Scan the entries below, and for each line that includes the word "name", make a copy.

======== Data provided ========

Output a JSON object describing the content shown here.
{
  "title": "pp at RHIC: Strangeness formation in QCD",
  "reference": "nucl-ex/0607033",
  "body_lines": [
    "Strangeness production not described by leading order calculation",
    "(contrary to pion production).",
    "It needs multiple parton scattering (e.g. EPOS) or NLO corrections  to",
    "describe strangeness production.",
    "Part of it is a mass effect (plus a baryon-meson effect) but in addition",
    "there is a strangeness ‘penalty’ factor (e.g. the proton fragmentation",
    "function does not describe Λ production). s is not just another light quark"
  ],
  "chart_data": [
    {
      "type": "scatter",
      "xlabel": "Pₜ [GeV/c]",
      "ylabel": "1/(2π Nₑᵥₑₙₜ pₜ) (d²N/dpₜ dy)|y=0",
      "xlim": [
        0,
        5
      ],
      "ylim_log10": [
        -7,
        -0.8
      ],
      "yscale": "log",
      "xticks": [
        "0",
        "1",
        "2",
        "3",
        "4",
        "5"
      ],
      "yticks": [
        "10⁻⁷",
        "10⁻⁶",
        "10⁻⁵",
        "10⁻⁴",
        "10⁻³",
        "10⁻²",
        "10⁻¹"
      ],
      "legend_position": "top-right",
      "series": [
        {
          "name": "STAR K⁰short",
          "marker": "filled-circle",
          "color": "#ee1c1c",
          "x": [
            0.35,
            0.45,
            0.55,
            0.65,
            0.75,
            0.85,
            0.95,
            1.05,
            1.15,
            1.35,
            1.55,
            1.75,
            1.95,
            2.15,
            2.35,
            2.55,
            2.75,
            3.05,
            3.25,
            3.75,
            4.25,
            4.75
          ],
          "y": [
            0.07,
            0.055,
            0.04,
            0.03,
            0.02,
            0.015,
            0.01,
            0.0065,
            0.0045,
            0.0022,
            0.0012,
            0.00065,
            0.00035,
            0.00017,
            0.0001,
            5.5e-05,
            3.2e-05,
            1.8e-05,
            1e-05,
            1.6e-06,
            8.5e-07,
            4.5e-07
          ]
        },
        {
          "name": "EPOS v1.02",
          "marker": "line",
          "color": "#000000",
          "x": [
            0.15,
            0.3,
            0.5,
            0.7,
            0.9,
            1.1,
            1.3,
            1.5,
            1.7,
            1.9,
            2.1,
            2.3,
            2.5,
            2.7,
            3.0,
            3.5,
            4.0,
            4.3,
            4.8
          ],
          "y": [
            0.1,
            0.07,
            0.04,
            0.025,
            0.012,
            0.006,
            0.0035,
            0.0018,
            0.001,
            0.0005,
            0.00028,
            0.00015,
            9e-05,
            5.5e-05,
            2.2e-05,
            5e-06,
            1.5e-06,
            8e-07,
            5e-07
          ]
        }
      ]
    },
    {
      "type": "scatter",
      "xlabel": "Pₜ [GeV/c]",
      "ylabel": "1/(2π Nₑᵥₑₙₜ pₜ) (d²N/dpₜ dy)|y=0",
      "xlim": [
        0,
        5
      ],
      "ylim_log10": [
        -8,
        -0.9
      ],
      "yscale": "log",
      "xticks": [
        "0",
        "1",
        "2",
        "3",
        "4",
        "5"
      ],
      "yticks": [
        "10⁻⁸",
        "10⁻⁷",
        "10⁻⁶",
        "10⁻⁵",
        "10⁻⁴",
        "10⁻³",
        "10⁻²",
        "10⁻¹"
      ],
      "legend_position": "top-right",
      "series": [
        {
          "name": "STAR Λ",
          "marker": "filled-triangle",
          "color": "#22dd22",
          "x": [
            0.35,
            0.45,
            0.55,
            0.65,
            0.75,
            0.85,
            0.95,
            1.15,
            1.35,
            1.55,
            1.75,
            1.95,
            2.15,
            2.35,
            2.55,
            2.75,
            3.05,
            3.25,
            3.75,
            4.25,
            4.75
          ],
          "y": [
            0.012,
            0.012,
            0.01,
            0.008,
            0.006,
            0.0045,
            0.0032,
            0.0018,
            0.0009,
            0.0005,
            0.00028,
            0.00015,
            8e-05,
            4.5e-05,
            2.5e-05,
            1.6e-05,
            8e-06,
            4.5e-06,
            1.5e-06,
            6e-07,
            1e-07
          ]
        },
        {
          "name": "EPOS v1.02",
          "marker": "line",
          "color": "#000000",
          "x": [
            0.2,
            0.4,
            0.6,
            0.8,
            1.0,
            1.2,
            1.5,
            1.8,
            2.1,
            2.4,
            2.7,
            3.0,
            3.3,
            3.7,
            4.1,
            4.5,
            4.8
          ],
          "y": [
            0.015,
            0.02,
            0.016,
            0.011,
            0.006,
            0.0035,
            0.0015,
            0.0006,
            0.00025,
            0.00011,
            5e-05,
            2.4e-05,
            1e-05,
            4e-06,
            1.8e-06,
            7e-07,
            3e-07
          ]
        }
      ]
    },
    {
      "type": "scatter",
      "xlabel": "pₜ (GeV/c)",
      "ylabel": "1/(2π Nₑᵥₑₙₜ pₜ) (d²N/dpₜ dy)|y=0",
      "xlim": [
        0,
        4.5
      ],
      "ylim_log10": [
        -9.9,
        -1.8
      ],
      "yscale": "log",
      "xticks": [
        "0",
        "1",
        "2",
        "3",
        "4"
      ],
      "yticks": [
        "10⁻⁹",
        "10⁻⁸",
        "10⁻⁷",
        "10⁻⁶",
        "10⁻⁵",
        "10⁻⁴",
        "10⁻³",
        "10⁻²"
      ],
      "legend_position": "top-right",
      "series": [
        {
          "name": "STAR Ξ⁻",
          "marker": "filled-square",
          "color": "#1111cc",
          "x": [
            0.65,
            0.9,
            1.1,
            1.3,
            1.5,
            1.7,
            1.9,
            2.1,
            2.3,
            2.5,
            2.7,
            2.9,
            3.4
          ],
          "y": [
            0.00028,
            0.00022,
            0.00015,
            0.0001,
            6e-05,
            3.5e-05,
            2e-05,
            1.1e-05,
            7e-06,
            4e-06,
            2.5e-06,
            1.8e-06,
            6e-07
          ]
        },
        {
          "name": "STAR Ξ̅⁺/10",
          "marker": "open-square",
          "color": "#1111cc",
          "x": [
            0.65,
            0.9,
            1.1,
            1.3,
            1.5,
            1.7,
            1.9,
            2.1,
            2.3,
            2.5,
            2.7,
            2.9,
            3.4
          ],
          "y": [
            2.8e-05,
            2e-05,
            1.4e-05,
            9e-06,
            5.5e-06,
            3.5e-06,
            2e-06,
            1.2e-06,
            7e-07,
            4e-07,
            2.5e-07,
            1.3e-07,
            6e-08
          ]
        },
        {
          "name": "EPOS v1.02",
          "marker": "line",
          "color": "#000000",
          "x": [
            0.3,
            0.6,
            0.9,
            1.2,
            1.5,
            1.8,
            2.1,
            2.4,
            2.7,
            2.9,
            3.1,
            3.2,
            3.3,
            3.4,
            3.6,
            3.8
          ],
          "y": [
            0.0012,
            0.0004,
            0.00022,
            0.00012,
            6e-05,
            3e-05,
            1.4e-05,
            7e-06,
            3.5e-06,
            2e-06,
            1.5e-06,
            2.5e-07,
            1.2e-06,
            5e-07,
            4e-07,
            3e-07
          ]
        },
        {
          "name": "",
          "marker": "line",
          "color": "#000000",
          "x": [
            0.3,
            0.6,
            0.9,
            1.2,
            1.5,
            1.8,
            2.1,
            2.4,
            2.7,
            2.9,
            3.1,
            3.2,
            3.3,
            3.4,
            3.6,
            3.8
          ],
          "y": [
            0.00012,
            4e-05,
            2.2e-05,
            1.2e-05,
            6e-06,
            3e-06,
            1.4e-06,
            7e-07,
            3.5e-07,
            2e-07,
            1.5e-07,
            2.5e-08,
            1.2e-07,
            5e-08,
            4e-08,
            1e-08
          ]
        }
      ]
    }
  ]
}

========

Answer space.
          "name": "STAR K⁰short",
          "name": "EPOS v1.02",
          "name": "STAR Λ",
          "name": "EPOS v1.02",
          "name": "STAR Ξ⁻",
          "name": "STAR Ξ̅⁺/10",
          "name": "EPOS v1.02",
          "name": "",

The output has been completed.